| Task prompt |
Would you retype all of these records exactly?
◇ ◇ ◇ ◇ ◇ ◇ ◇
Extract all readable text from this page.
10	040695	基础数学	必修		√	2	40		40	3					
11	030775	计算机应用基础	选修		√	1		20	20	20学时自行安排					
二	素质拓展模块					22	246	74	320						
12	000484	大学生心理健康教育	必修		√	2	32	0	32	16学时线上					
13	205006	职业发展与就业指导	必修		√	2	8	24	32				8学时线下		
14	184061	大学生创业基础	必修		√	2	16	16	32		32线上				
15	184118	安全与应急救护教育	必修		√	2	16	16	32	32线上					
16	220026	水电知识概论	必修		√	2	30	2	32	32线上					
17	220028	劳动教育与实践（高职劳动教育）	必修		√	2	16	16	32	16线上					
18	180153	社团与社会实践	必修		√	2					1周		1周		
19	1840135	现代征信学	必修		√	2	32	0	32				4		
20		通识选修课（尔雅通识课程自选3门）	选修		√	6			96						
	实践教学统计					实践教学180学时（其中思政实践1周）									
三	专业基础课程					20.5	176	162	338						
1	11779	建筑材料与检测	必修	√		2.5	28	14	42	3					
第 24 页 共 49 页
◇ ◇ ◇ ◇ ◇ ◇ ◇
| Correct response |
Extract all readable text from this page.
10	040695	基础数学	必修		√	2	40		40	3					
11	030775	计算机应用基础	选修		√	1		20	20	20学时自行安排					
二	素质拓展模块					22	246	74	320						
12	000484	大学生心理健康教育	必修		√	2	32	0	32	16学时线上					
13	205006	职业发展与就业指导	必修		√	2	8	24	32				8学时线下		
14	184061	大学生创业基础	必修		√	2	16	16	32		32线上				
15	184118	安全与应急救护教育	必修		√	2	16	16	32	32线上					
16	220026	水电知识概论	必修		√	2	30	2	32	32线上					
17	220028	劳动教育与实践（高职劳动教育）	必修		√	2	16	16	32	16线上					
18	180153	社团与社会实践	必修		√	2					1周		1周		
19	1840135	现代征信学	必修		√	2	32	0	32				4		
20		通识选修课（尔雅通识课程自选3门）	选修		√	6			96						
	实践教学统计					实践教学180学时（其中思政实践1周）									
三	专业基础课程					20.5	176	162	338						
1	11779	建筑材料与检测	必修	√		2.5	28	14	42	3					
第 24 页 共 49 页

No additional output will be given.